Phishing has long been a major attack vector on corporate networks. It’s no surprise, then, that everyone and everything, from e-mail providers to mail gateways and even browsers, use antiphishing filters and malicious address scanners. Therefore, cybercriminals are constantly inventing new, and refining old, circumvention methods. One such method is delayed phishing.

What is delayed phishing?

Delayed phishing is an attempt to lure a victim to a malicious or fake site using a technique known as Post-Delivery Weaponized URL. As the name suggests, the technique essentially replaces online content with a malicious version after the delivery of an e-mail linking to it. In other words, the potential victim receives an e-mail with a link that points either nowhere or to a legitimate resource that may already be compromised but that at that point has no malicious content. As a result, the message sails through any filters. The protection algorithms find the URL in the text, scan the linked site, see nothing dangerous there, and allow the message through.

At some point after delivery (always after the message is delivered, and ideally before it is read), the cybercriminals change the site to which the message links or activate malicious content on a previously harmless page. The ruse could be anything — from an imitated banking site to a browser exploit that attempts to drop malware on the victim’s computer. But in about 80% of cases, it’s a phishing site.

How does it fool antiphishing algorithms?

Cybercriminals use one of three means to get their messages past filters.

  • Use of a simple link. In this type of attack, the perpetrators control the target site, which they either created from scratch or hacked and hijacked. Cybercriminals prefer the latter, which tend to have a positive reputation, something security algorithms like. At the time of delivery, the link leads to either a meaningless stub or (more commonly) a page with an error 404 message.

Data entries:
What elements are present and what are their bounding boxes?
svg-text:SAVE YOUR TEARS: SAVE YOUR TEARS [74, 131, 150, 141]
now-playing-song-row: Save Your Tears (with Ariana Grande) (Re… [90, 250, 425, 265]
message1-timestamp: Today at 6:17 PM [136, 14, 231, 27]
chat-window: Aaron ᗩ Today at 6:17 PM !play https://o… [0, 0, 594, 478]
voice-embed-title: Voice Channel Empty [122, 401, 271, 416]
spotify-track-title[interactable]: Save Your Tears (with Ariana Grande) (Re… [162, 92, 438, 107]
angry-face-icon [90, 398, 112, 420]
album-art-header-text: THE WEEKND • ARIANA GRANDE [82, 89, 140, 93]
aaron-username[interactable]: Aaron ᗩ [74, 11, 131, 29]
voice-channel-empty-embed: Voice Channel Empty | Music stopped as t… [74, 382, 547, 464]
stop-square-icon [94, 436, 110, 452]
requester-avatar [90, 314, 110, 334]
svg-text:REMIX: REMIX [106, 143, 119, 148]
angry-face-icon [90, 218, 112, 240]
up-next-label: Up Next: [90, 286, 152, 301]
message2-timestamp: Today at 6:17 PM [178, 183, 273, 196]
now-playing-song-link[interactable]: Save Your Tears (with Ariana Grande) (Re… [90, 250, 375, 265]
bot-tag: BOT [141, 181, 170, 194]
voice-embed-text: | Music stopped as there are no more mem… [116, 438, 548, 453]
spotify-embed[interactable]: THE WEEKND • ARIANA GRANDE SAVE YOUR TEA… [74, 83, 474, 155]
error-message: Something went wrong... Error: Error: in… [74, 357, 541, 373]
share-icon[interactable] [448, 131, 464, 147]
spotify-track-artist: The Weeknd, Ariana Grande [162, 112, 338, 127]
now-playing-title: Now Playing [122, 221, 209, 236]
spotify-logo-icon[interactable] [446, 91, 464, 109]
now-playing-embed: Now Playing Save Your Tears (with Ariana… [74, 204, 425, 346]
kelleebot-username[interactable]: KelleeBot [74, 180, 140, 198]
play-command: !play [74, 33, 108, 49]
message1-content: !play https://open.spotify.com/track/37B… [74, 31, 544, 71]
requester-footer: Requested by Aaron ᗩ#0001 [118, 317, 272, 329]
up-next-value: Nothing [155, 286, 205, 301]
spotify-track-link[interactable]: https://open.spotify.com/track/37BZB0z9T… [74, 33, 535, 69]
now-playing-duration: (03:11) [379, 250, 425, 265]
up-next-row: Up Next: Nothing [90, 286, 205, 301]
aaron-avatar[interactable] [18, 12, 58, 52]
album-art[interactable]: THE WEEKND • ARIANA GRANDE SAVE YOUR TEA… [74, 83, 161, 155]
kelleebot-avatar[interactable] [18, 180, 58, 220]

What you will do:
A – Translate this sentence from the delayed phishing article into Spanish: "Cybercriminals use one of three means to get their messages past filters."
B – Duplicate the part of the delayed phishing article starting with "How does it" and going on through "error 404 message.".
You can leave the listing aside; none of it is needed.

The replies:
A – Los ciberdelincuentes utilizan uno de tres medios para que sus mensajes eludan los filtros.

B –
How does it fool antiphishing algorithms?

Cybercriminals use one of three means to get their messages past filters.

  • Use of a simple link. In this type of attack, the perpetrators control the target site, which they either created from scratch or hacked and hijacked. Cybercriminals prefer the latter, which tend to have a positive reputation, something security algorithms like. At the time of delivery, the link leads to either a meaningless stub or (more commonly) a page with an error 404 message.